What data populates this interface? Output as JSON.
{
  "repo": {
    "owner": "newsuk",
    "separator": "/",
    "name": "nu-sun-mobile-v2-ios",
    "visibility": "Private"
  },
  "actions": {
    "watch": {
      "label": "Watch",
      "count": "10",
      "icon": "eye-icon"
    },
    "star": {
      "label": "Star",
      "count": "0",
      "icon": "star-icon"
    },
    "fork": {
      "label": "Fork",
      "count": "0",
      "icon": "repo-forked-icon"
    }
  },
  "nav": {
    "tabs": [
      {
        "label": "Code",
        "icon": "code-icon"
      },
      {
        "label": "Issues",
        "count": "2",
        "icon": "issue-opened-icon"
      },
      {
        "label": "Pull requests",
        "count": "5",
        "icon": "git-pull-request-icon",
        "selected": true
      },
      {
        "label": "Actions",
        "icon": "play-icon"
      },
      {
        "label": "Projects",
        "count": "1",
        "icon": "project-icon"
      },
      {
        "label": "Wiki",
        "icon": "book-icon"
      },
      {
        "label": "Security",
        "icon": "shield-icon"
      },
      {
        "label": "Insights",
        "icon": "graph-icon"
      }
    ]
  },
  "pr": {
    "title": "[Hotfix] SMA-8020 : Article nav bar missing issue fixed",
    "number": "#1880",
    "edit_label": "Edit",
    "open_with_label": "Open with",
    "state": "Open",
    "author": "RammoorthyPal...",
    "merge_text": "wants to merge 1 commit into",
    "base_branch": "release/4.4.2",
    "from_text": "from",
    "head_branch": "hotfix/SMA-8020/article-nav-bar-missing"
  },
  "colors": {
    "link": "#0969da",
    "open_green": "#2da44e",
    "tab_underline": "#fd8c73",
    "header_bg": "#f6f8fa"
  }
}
-------
WHAT TO DO: Your task is to output all of the data above word for word.

FULL SOLUTION:
What data populates this interface? Output as JSON.
{
  "repo": {
    "owner": "newsuk",
    "separator": "/",
    "name": "nu-sun-mobile-v2-ios",
    "visibility": "Private"
  },
  "actions": {
    "watch": {
      "label": "Watch",
      "count": "10",
      "icon": "eye-icon"
    },
    "star": {
      "label": "Star",
      "count": "0",
      "icon": "star-icon"
    },
    "fork": {
      "label": "Fork",
      "count": "0",
      "icon": "repo-forked-icon"
    }
  },
  "nav": {
    "tabs": [
      {
        "label": "Code",
        "icon": "code-icon"
      },
      {
        "label": "Issues",
        "count": "2",
        "icon": "issue-opened-icon"
      },
      {
        "label": "Pull requests",
        "count": "5",
        "icon": "git-pull-request-icon",
        "selected": true
      },
      {
        "label": "Actions",
        "icon": "play-icon"
      },
      {
        "label": "Projects",
        "count": "1",
        "icon": "project-icon"
      },
      {
        "label": "Wiki",
        "icon": "book-icon"
      },
      {
        "label": "Security",
        "icon": "shield-icon"
      },
      {
        "label": "Insights",
        "icon": "graph-icon"
      }
    ]
  },
  "pr": {
    "title": "[Hotfix] SMA-8020 : Article nav bar missing issue fixed",
    "number": "#1880",
    "edit_label": "Edit",
    "open_with_label": "Open with",
    "state": "Open",
    "author": "RammoorthyPal...",
    "merge_text": "wants to merge 1 commit into",
    "base_branch": "release/4.4.2",
    "from_text": "from",
    "head_branch": "hotfix/SMA-8020/article-nav-bar-missing"
  },
  "colors": {
    "link": "#0969da",
    "open_green": "#2da44e",
    "tab_underline": "#fd8c73",
    "header_bg": "#f6f8fa"
  }
}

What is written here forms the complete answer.